Written task: Go through the material below and copy each line where the word "مجمع" appears.

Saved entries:
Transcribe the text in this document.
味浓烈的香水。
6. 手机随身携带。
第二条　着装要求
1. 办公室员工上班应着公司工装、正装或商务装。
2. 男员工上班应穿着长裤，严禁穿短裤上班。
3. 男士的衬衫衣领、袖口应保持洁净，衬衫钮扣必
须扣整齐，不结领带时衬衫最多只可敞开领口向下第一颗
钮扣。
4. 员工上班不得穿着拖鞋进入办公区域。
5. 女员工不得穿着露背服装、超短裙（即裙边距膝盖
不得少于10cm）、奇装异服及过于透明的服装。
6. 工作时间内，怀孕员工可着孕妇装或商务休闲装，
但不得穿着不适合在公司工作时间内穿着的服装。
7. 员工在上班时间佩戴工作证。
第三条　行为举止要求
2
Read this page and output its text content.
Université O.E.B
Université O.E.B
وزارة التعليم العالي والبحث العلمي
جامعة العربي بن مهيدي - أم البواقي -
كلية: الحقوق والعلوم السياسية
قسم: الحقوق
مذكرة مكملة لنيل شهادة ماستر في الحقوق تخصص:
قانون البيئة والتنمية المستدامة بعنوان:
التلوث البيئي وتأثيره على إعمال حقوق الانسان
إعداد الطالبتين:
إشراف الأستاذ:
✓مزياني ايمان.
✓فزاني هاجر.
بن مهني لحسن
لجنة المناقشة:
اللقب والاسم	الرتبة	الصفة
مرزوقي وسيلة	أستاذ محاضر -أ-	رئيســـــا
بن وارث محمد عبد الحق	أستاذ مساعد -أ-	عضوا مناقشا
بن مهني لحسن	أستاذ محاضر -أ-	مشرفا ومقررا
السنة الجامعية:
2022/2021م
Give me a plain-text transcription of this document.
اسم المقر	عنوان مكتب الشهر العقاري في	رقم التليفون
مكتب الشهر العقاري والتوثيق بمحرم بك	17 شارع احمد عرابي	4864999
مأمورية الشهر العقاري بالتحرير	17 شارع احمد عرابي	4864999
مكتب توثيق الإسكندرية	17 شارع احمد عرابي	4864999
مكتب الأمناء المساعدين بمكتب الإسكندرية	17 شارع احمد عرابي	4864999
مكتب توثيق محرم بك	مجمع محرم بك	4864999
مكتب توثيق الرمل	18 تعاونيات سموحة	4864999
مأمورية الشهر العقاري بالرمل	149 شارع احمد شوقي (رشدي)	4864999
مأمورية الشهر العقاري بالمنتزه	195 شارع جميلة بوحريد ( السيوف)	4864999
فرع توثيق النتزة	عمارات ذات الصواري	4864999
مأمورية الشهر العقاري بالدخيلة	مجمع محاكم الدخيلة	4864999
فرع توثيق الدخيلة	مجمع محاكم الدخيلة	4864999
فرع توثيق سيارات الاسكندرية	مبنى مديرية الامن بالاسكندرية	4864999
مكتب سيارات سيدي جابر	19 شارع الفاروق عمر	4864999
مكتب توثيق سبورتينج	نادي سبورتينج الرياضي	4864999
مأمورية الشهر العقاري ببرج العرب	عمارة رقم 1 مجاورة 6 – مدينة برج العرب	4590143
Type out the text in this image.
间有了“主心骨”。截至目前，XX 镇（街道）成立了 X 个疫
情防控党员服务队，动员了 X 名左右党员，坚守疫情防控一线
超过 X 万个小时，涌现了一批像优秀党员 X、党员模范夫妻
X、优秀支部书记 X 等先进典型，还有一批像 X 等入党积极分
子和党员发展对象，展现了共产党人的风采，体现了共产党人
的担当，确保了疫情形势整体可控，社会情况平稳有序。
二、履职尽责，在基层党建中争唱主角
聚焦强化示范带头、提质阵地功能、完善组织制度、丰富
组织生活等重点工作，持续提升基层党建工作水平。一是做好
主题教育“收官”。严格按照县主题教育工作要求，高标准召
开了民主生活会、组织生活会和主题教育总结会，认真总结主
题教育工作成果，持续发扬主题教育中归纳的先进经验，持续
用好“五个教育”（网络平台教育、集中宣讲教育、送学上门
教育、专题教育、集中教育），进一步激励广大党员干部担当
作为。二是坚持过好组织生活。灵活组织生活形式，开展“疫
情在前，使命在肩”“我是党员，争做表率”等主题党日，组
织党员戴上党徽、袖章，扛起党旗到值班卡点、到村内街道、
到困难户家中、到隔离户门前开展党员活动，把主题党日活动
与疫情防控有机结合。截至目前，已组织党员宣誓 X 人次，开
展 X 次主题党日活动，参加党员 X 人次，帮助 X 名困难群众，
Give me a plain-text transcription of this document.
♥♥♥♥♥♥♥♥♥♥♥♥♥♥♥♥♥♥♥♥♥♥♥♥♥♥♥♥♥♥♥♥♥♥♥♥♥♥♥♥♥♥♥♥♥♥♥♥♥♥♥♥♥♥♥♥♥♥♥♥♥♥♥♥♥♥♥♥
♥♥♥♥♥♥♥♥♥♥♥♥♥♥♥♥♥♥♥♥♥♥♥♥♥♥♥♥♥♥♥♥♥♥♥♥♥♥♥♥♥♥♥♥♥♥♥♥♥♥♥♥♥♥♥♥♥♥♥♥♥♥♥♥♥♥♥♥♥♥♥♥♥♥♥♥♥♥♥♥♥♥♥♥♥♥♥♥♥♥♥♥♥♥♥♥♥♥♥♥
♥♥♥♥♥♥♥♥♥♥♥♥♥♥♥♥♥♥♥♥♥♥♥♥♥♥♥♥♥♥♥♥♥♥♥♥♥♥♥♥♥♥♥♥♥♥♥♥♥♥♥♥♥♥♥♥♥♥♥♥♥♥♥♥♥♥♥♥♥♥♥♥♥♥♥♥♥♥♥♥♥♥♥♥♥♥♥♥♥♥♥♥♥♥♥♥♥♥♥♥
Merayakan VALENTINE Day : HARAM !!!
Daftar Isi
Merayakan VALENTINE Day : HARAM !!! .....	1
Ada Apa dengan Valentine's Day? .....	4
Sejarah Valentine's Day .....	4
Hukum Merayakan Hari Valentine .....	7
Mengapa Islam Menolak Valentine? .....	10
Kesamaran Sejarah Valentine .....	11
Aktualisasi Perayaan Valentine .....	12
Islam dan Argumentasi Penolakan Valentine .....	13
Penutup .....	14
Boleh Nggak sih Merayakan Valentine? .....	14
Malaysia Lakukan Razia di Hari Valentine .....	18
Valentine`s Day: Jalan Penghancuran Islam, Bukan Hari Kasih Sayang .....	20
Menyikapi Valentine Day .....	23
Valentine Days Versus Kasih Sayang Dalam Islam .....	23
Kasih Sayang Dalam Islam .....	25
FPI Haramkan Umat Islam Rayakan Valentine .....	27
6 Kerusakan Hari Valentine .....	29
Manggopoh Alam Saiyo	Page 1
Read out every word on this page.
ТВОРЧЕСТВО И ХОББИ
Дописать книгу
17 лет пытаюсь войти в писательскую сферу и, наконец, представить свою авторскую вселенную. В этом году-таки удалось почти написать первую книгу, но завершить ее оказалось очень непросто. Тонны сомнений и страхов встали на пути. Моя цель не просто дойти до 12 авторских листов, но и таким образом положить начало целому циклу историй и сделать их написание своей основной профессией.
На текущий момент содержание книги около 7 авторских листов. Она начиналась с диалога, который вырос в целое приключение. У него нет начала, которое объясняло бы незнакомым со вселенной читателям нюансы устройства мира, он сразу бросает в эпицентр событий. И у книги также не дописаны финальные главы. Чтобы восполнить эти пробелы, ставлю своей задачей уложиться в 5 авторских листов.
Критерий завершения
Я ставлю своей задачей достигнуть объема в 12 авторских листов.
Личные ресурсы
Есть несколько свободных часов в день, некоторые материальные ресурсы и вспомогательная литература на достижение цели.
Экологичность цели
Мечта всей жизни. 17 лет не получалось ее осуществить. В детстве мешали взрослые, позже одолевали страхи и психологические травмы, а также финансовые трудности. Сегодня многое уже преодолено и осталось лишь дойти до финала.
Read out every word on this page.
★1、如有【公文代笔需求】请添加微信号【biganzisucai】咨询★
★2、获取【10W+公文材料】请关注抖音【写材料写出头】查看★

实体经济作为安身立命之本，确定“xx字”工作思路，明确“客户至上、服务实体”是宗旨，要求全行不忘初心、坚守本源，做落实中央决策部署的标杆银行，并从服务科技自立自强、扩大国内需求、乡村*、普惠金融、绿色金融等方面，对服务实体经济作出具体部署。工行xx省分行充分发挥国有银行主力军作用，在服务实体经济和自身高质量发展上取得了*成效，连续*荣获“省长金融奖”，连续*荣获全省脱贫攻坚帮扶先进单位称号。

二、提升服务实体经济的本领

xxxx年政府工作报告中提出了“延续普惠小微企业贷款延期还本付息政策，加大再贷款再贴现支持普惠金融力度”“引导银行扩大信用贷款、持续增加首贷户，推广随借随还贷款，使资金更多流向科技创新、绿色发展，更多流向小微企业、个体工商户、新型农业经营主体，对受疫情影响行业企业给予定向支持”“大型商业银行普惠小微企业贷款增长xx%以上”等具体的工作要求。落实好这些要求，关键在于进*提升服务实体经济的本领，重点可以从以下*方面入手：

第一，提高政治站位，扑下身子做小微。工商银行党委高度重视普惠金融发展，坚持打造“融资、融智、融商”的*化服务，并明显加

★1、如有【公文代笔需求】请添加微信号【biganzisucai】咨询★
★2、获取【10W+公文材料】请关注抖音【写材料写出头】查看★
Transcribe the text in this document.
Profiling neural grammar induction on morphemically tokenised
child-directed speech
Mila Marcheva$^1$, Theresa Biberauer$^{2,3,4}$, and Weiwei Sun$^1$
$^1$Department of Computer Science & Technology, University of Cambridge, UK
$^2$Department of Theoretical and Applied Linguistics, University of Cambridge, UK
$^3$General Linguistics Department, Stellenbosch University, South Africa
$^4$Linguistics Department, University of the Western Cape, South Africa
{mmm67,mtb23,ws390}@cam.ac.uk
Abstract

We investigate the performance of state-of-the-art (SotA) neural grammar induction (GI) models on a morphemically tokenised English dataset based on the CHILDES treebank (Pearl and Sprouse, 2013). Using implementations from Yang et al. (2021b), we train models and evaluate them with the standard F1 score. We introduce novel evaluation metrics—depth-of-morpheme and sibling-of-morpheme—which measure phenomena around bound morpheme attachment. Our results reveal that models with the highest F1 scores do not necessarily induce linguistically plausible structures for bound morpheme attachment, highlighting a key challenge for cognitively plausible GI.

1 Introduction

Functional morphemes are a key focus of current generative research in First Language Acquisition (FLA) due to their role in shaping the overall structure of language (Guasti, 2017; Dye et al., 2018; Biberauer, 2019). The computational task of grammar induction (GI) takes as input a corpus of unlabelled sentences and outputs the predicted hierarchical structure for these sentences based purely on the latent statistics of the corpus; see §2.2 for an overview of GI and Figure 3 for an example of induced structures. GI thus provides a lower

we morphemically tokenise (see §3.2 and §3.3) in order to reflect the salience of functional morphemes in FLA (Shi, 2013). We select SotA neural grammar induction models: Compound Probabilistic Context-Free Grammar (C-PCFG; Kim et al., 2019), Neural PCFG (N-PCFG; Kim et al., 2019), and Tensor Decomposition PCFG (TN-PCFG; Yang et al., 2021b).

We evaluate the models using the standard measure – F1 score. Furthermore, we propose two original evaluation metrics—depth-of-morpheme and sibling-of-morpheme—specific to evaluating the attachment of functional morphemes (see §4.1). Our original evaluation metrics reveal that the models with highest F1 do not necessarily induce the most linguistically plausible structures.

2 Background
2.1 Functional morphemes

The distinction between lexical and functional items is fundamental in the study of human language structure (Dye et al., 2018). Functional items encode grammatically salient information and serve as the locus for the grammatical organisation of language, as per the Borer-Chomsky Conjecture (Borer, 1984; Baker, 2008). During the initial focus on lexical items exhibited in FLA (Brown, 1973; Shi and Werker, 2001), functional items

Completed task:
مكتب توثيق محرم بك	مجمع محرم بك	4864999
مأمورية الشهر العقاري بالدخيلة	مجمع محاكم الدخيلة	4864999
فرع توثيق الدخيلة	مجمع محاكم الدخيلة	4864999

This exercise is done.